§ REQUEST: Exactly as given, repeat all of the entries.

## Start STORED DATA

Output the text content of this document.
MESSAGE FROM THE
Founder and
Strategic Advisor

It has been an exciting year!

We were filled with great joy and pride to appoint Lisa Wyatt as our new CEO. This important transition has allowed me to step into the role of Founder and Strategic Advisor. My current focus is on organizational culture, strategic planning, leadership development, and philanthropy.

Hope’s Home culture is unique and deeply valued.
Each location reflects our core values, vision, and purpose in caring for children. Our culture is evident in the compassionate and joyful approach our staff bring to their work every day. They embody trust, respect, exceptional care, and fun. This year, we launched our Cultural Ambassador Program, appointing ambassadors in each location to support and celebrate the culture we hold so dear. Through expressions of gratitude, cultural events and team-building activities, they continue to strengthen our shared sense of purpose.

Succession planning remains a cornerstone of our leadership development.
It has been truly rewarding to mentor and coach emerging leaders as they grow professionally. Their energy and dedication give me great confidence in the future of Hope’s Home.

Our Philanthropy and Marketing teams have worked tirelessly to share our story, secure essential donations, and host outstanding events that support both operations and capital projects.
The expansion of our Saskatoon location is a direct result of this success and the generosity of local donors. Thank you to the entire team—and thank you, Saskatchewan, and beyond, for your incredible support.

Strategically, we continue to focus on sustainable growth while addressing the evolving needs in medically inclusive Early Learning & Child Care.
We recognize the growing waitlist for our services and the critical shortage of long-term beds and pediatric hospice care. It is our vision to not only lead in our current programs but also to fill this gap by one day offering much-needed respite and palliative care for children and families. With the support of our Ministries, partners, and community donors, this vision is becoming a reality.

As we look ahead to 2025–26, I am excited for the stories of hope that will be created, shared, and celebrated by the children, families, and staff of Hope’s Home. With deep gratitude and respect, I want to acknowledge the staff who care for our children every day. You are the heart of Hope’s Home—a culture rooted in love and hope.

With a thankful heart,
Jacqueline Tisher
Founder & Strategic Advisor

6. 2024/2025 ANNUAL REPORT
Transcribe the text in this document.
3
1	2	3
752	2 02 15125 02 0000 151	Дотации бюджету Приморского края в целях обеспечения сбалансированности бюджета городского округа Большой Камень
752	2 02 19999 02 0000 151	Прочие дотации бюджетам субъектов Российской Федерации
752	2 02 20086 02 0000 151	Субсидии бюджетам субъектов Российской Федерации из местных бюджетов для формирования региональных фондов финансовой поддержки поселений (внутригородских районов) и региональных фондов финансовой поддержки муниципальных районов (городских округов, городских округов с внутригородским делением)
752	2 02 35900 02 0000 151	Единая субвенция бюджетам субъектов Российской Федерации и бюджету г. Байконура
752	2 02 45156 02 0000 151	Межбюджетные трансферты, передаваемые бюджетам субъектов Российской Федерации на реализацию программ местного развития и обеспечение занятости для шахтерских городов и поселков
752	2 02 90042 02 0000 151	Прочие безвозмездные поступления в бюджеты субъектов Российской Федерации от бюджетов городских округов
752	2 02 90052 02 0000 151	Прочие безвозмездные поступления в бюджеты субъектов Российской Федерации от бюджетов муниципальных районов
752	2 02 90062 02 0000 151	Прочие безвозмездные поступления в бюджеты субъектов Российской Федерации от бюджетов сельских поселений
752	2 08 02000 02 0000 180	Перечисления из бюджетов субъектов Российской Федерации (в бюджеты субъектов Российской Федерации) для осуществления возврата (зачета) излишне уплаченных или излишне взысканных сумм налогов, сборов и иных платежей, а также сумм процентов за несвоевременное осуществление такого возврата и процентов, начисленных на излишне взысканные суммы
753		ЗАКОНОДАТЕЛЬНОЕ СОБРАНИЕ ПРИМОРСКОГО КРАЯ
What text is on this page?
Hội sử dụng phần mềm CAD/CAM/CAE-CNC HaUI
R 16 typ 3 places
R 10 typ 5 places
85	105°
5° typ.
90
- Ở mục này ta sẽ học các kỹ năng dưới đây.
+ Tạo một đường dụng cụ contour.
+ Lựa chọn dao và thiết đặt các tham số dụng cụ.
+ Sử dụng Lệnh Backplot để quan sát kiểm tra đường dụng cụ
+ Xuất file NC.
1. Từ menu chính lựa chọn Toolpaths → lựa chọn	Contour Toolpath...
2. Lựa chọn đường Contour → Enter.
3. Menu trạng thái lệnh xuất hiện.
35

## End STORED DATA

§ ANSWER BELOW:
Output the text content of this document.
MESSAGE FROM THE
Founder and
Strategic Advisor

It has been an exciting year!

We were filled with great joy and pride to appoint Lisa Wyatt as our new CEO. This important transition has allowed me to step into the role of Founder and Strategic Advisor. My current focus is on organizational culture, strategic planning, leadership development, and philanthropy.

Hope’s Home culture is unique and deeply valued.
Each location reflects our core values, vision, and purpose in caring for children. Our culture is evident in the compassionate and joyful approach our staff bring to their work every day. They embody trust, respect, exceptional care, and fun. This year, we launched our Cultural Ambassador Program, appointing ambassadors in each location to support and celebrate the culture we hold so dear. Through expressions of gratitude, cultural events and team-building activities, they continue to strengthen our shared sense of purpose.

Succession planning remains a cornerstone of our leadership development.
It has been truly rewarding to mentor and coach emerging leaders as they grow professionally. Their energy and dedication give me great confidence in the future of Hope’s Home.

Our Philanthropy and Marketing teams have worked tirelessly to share our story, secure essential donations, and host outstanding events that support both operations and capital projects.
The expansion of our Saskatoon location is a direct result of this success and the generosity of local donors. Thank you to the entire team—and thank you, Saskatchewan, and beyond, for your incredible support.

Strategically, we continue to focus on sustainable growth while addressing the evolving needs in medically inclusive Early Learning & Child Care.
We recognize the growing waitlist for our services and the critical shortage of long-term beds and pediatric hospice care. It is our vision to not only lead in our current programs but also to fill this gap by one day offering much-needed respite and palliative care for children and families. With the support of our Ministries, partners, and community donors, this vision is becoming a reality.

As we look ahead to 2025–26, I am excited for the stories of hope that will be created, shared, and celebrated by the children, families, and staff of Hope’s Home. With deep gratitude and respect, I want to acknowledge the staff who care for our children every day. You are the heart of Hope’s Home—a culture rooted in love and hope.

With a thankful heart,
Jacqueline Tisher
Founder & Strategic Advisor

6. 2024/2025 ANNUAL REPORT
Transcribe the text in this document.
3
1	2	3
752	2 02 15125 02 0000 151	Дотации бюджету Приморского края в целях обеспечения сбалансированности бюджета городского округа Большой Камень
752	2 02 19999 02 0000 151	Прочие дотации бюджетам субъектов Российской Федерации
752	2 02 20086 02 0000 151	Субсидии бюджетам субъектов Российской Федерации из местных бюджетов для формирования региональных фондов финансовой поддержки поселений (внутригородских районов) и региональных фондов финансовой поддержки муниципальных районов (городских округов, городских округов с внутригородским делением)
752	2 02 35900 02 0000 151	Единая субвенция бюджетам субъектов Российской Федерации и бюджету г. Байконура
752	2 02 45156 02 0000 151	Межбюджетные трансферты, передаваемые бюджетам субъектов Российской Федерации на реализацию программ местного развития и обеспечение занятости для шахтерских городов и поселков
752	2 02 90042 02 0000 151	Прочие безвозмездные поступления в бюджеты субъектов Российской Федерации от бюджетов городских округов
752	2 02 90052 02 0000 151	Прочие безвозмездные поступления в бюджеты субъектов Российской Федерации от бюджетов муниципальных районов
752	2 02 90062 02 0000 151	Прочие безвозмездные поступления в бюджеты субъектов Российской Федерации от бюджетов сельских поселений
752	2 08 02000 02 0000 180	Перечисления из бюджетов субъектов Российской Федерации (в бюджеты субъектов Российской Федерации) для осуществления возврата (зачета) излишне уплаченных или излишне взысканных сумм налогов, сборов и иных платежей, а также сумм процентов за несвоевременное осуществление такого возврата и процентов, начисленных на излишне взысканные суммы
753		ЗАКОНОДАТЕЛЬНОЕ СОБРАНИЕ ПРИМОРСКОГО КРАЯ
What text is on this page?
Hội sử dụng phần mềm CAD/CAM/CAE-CNC HaUI
R 16 typ 3 places
R 10 typ 5 places
85	105°
5° typ.
90
- Ở mục này ta sẽ học các kỹ năng dưới đây.
+ Tạo một đường dụng cụ contour.
+ Lựa chọn dao và thiết đặt các tham số dụng cụ.
+ Sử dụng Lệnh Backplot để quan sát kiểm tra đường dụng cụ
+ Xuất file NC.
1. Từ menu chính lựa chọn Toolpaths → lựa chọn	Contour Toolpath...
2. Lựa chọn đường Contour → Enter.
3. Menu trạng thái lệnh xuất hiện.
35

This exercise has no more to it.